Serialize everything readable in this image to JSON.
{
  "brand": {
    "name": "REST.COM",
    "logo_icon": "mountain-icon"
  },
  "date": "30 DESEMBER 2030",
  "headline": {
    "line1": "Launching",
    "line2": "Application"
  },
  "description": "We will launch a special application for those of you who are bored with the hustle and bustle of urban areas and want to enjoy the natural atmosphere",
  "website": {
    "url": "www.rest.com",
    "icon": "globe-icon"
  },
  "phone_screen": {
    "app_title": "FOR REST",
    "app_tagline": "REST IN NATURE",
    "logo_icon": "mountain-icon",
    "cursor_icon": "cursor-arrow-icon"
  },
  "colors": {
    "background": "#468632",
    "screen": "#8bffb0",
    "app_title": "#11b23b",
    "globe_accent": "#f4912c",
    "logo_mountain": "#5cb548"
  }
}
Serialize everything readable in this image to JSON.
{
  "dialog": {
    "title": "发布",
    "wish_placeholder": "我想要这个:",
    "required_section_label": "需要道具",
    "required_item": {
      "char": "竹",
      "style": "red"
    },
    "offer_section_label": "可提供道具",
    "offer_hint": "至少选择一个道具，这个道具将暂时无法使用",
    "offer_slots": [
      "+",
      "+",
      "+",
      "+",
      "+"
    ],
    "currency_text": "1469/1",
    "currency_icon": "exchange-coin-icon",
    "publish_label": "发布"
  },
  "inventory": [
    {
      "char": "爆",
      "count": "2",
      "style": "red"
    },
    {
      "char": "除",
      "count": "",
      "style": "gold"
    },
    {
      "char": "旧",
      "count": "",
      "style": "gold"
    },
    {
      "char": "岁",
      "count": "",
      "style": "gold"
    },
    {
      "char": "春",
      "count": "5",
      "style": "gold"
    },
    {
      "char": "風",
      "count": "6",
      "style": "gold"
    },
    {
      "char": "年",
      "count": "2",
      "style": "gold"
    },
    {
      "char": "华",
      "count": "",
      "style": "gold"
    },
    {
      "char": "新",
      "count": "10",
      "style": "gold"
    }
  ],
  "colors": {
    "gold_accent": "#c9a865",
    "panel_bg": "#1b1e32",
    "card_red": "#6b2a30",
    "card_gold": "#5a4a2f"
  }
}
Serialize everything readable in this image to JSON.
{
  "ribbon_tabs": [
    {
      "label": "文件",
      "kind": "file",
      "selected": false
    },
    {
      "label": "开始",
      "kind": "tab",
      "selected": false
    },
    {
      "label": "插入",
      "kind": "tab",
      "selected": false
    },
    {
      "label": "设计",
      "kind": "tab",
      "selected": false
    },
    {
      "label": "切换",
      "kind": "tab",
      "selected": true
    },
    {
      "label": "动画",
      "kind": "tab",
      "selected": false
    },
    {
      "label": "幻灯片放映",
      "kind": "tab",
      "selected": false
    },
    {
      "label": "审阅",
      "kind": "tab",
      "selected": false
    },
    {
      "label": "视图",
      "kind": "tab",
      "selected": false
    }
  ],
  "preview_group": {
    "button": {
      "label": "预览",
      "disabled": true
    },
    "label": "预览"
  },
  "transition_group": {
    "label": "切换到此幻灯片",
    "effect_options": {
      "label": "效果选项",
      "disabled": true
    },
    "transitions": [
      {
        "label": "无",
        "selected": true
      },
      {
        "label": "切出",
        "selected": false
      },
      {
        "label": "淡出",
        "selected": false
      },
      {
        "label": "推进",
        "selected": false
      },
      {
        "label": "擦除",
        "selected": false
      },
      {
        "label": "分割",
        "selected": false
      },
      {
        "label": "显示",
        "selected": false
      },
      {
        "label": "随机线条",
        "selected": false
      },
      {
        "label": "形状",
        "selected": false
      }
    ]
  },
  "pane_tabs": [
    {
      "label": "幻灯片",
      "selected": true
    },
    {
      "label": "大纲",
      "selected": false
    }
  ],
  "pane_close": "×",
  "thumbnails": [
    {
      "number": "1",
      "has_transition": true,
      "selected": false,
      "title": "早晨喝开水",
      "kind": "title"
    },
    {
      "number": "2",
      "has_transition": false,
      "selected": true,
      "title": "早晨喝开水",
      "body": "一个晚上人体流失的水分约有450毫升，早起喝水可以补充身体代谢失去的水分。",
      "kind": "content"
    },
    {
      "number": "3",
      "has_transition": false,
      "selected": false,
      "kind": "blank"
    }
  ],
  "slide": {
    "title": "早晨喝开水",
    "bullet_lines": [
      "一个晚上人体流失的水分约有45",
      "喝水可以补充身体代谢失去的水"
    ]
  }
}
━━━━━━━━━━━━━━━━━━━━
* [Given instruction] Return every record, word for word.

* [Solution to the exercise]
Serialize everything readable in this image to JSON.
{
  "brand": {
    "name": "REST.COM",
    "logo_icon": "mountain-icon"
  },
  "date": "30 DESEMBER 2030",
  "headline": {
    "line1": "Launching",
    "line2": "Application"
  },
  "description": "We will launch a special application for those of you who are bored with the hustle and bustle of urban areas and want to enjoy the natural atmosphere",
  "website": {
    "url": "www.rest.com",
    "icon": "globe-icon"
  },
  "phone_screen": {
    "app_title": "FOR REST",
    "app_tagline": "REST IN NATURE",
    "logo_icon": "mountain-icon",
    "cursor_icon": "cursor-arrow-icon"
  },
  "colors": {
    "background": "#468632",
    "screen": "#8bffb0",
    "app_title": "#11b23b",
    "globe_accent": "#f4912c",
    "logo_mountain": "#5cb548"
  }
}
Serialize everything readable in this image to JSON.
{
  "dialog": {
    "title": "发布",
    "wish_placeholder": "我想要这个:",
    "required_section_label": "需要道具",
    "required_item": {
      "char": "竹",
      "style": "red"
    },
    "offer_section_label": "可提供道具",
    "offer_hint": "至少选择一个道具，这个道具将暂时无法使用",
    "offer_slots": [
      "+",
      "+",
      "+",
      "+",
      "+"
    ],
    "currency_text": "1469/1",
    "currency_icon": "exchange-coin-icon",
    "publish_label": "发布"
  },
  "inventory": [
    {
      "char": "爆",
      "count": "2",
      "style": "red"
    },
    {
      "char": "除",
      "count": "",
      "style": "gold"
    },
    {
      "char": "旧",
      "count": "",
      "style": "gold"
    },
    {
      "char": "岁",
      "count": "",
      "style": "gold"
    },
    {
      "char": "春",
      "count": "5",
      "style": "gold"
    },
    {
      "char": "風",
      "count": "6",
      "style": "gold"
    },
    {
      "char": "年",
      "count": "2",
      "style": "gold"
    },
    {
      "char": "华",
      "count": "",
      "style": "gold"
    },
    {
      "char": "新",
      "count": "10",
      "style": "gold"
    }
  ],
  "colors": {
    "gold_accent": "#c9a865",
    "panel_bg": "#1b1e32",
    "card_red": "#6b2a30",
    "card_gold": "#5a4a2f"
  }
}
Serialize everything readable in this image to JSON.
{
  "ribbon_tabs": [
    {
      "label": "文件",
      "kind": "file",
      "selected": false
    },
    {
      "label": "开始",
      "kind": "tab",
      "selected": false
    },
    {
      "label": "插入",
      "kind": "tab",
      "selected": false
    },
    {
      "label": "设计",
      "kind": "tab",
      "selected": false
    },
    {
      "label": "切换",
      "kind": "tab",
      "selected": true
    },
    {
      "label": "动画",
      "kind": "tab",
      "selected": false
    },
    {
      "label": "幻灯片放映",
      "kind": "tab",
      "selected": false
    },
    {
      "label": "审阅",
      "kind": "tab",
      "selected": false
    },
    {
      "label": "视图",
      "kind": "tab",
      "selected": false
    }
  ],
  "preview_group": {
    "button": {
      "label": "预览",
      "disabled": true
    },
    "label": "预览"
  },
  "transition_group": {
    "label": "切换到此幻灯片",
    "effect_options": {
      "label": "效果选项",
      "disabled": true
    },
    "transitions": [
      {
        "label": "无",
        "selected": true
      },
      {
        "label": "切出",
        "selected": false
      },
      {
        "label": "淡出",
        "selected": false
      },
      {
        "label": "推进",
        "selected": false
      },
      {
        "label": "擦除",
        "selected": false
      },
      {
        "label": "分割",
        "selected": false
      },
      {
        "label": "显示",
        "selected": false
      },
      {
        "label": "随机线条",
        "selected": false
      },
      {
        "label": "形状",
        "selected": false
      }
    ]
  },
  "pane_tabs": [
    {
      "label": "幻灯片",
      "selected": true
    },
    {
      "label": "大纲",
      "selected": false
    }
  ],
  "pane_close": "×",
  "thumbnails": [
    {
      "number": "1",
      "has_transition": true,
      "selected": false,
      "title": "早晨喝开水",
      "kind": "title"
    },
    {
      "number": "2",
      "has_transition": false,
      "selected": true,
      "title": "早晨喝开水",
      "body": "一个晚上人体流失的水分约有450毫升，早起喝水可以补充身体代谢失去的水分。",
      "kind": "content"
    },
    {
      "number": "3",
      "has_transition": false,
      "selected": false,
      "kind": "blank"
    }
  ],
  "slide": {
    "title": "早晨喝开水",
    "bullet_lines": [
      "一个晚上人体流失的水分约有45",
      "喝水可以补充身体代谢失去的水"
    ]
  }
}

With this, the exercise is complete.